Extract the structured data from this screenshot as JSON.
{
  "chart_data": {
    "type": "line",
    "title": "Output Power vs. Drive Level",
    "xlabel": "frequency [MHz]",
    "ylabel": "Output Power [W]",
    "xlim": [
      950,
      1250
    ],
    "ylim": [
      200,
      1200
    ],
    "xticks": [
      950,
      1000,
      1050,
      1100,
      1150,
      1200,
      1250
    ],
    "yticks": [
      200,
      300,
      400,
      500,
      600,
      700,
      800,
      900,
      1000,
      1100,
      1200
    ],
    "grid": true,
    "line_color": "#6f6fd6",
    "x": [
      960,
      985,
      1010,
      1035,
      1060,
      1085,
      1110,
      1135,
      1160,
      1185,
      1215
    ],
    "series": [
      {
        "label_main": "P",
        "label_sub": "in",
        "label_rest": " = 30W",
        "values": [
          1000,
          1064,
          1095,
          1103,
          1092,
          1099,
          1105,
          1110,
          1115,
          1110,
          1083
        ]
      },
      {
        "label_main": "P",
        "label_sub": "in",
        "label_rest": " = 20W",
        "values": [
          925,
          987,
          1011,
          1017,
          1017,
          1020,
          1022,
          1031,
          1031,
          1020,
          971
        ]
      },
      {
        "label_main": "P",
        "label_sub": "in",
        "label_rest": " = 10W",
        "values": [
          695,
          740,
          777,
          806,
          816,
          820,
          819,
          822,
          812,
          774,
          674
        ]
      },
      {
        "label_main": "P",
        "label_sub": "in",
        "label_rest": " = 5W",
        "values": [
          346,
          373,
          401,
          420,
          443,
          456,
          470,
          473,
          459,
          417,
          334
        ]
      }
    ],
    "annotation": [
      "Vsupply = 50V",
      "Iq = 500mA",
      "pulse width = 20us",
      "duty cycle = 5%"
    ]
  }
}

• • •

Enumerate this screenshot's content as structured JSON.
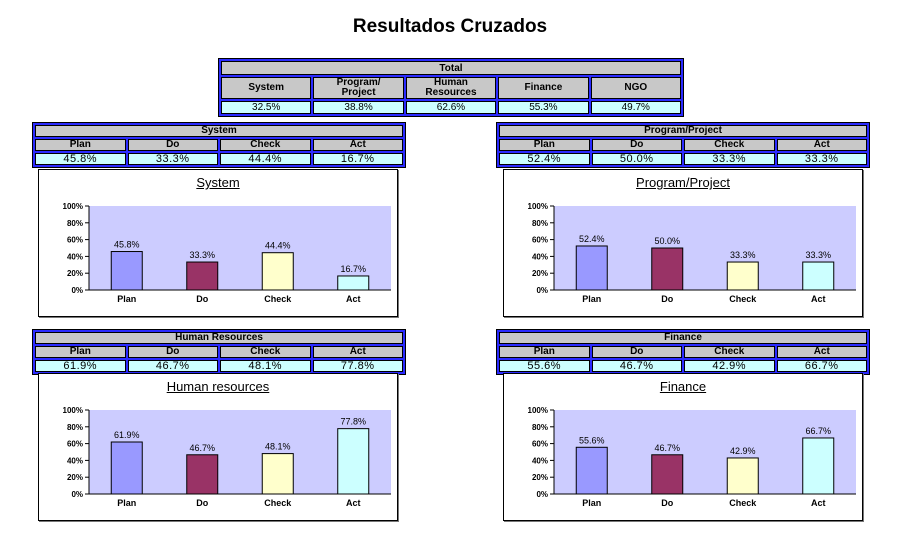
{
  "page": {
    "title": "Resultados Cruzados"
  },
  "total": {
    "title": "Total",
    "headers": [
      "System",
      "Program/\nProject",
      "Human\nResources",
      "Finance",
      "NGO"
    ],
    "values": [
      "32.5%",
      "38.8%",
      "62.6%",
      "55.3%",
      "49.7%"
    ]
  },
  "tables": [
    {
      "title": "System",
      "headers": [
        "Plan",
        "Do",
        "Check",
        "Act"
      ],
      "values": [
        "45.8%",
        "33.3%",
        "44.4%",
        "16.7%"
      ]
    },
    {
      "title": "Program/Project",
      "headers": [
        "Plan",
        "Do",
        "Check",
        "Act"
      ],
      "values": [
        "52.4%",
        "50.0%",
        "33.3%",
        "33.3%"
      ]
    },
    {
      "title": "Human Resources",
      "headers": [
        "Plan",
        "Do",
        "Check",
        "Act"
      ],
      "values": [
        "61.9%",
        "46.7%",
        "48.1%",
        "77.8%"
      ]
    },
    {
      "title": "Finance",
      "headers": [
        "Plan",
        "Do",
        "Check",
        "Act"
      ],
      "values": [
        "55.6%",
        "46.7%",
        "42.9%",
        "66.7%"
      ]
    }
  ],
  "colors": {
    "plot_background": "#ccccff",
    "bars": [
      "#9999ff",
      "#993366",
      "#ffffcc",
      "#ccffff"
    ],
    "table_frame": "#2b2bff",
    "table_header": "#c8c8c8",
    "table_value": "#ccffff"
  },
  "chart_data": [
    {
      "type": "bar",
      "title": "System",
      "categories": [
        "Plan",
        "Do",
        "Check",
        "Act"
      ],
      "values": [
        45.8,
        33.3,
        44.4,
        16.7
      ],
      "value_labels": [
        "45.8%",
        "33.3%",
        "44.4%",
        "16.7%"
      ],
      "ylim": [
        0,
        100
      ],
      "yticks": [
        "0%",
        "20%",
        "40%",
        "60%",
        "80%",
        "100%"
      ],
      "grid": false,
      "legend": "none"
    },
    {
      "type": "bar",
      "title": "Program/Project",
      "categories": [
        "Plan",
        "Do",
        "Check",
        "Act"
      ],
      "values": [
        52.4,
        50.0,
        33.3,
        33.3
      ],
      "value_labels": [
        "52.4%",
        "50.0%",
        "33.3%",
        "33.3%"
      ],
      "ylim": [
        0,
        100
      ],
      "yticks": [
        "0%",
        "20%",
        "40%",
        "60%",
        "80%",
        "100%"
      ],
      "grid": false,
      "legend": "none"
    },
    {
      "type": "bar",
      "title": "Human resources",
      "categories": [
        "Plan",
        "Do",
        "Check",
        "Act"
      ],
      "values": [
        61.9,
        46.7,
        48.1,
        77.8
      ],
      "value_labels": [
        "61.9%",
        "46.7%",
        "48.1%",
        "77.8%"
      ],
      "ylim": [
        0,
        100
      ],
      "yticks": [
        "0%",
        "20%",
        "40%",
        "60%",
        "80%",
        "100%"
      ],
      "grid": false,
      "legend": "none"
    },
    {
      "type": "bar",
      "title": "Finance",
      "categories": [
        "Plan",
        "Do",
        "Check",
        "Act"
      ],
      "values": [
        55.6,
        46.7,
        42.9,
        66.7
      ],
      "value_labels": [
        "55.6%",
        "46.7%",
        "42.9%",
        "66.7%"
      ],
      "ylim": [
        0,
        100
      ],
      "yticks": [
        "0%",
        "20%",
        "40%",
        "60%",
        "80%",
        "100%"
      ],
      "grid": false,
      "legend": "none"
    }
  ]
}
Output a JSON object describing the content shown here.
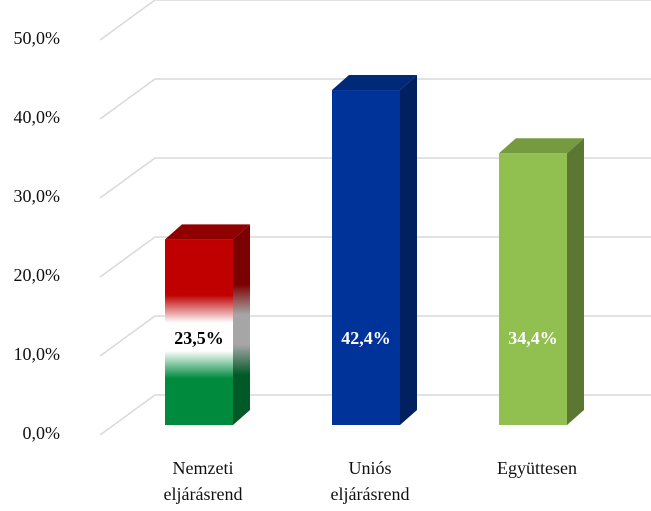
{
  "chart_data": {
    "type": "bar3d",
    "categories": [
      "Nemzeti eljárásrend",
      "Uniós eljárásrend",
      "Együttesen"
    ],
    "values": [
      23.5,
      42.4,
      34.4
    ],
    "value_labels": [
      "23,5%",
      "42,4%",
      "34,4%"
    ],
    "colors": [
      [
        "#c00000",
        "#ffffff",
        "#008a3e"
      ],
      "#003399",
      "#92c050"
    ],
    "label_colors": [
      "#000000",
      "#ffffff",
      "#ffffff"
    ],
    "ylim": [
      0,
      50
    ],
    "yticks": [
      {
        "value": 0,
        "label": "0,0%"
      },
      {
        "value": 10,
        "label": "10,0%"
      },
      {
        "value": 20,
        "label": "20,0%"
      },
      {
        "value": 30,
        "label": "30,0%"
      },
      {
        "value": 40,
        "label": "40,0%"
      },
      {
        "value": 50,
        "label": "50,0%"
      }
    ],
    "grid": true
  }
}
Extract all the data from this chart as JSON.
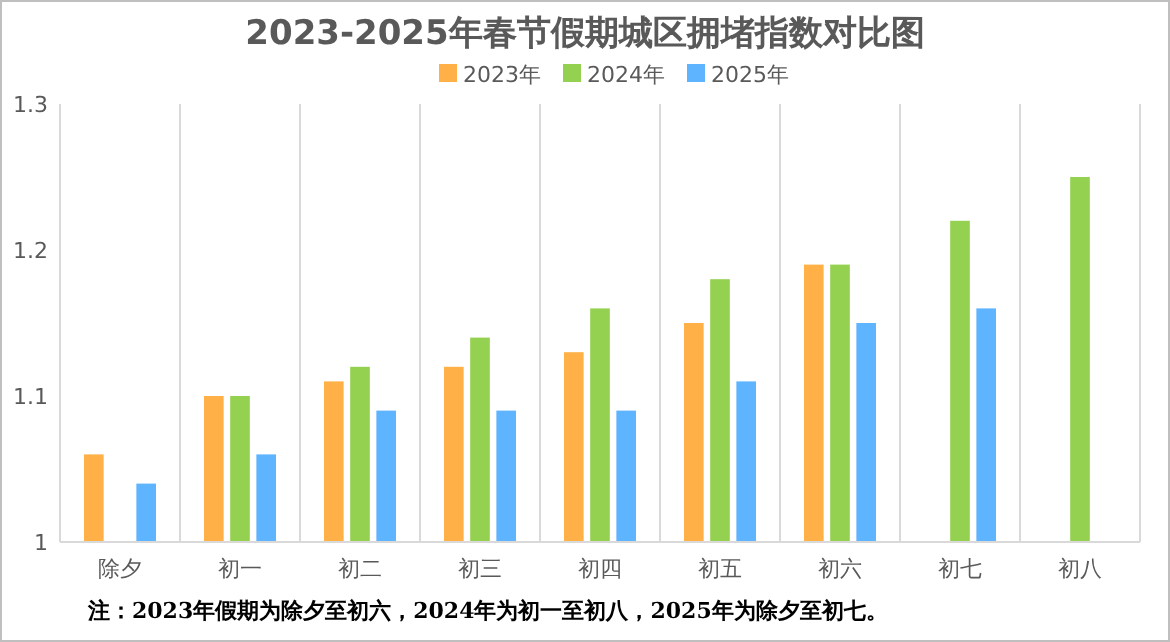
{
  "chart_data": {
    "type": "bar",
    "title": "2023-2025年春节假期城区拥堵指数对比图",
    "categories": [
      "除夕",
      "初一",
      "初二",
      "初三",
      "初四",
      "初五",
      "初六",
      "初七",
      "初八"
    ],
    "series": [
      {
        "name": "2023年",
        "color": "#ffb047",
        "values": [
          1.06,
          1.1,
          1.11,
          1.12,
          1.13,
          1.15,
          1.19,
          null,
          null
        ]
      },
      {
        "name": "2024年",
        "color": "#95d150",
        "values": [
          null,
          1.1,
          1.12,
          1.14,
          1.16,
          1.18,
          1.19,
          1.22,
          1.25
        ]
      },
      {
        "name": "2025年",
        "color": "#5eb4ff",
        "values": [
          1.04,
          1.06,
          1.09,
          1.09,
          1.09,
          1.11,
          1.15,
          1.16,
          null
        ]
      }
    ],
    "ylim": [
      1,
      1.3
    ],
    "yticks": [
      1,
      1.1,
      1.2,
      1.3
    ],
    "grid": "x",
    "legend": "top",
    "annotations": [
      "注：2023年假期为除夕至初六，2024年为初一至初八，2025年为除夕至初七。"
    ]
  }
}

• • •

### Problem to work on
Read the data above and pull out each line that holds the string "Output".

### Task result
    "title": "Output Power vs. Drive Level",
    "ylabel": "Output Power [W]",
Output a JSON object describing the content shown here.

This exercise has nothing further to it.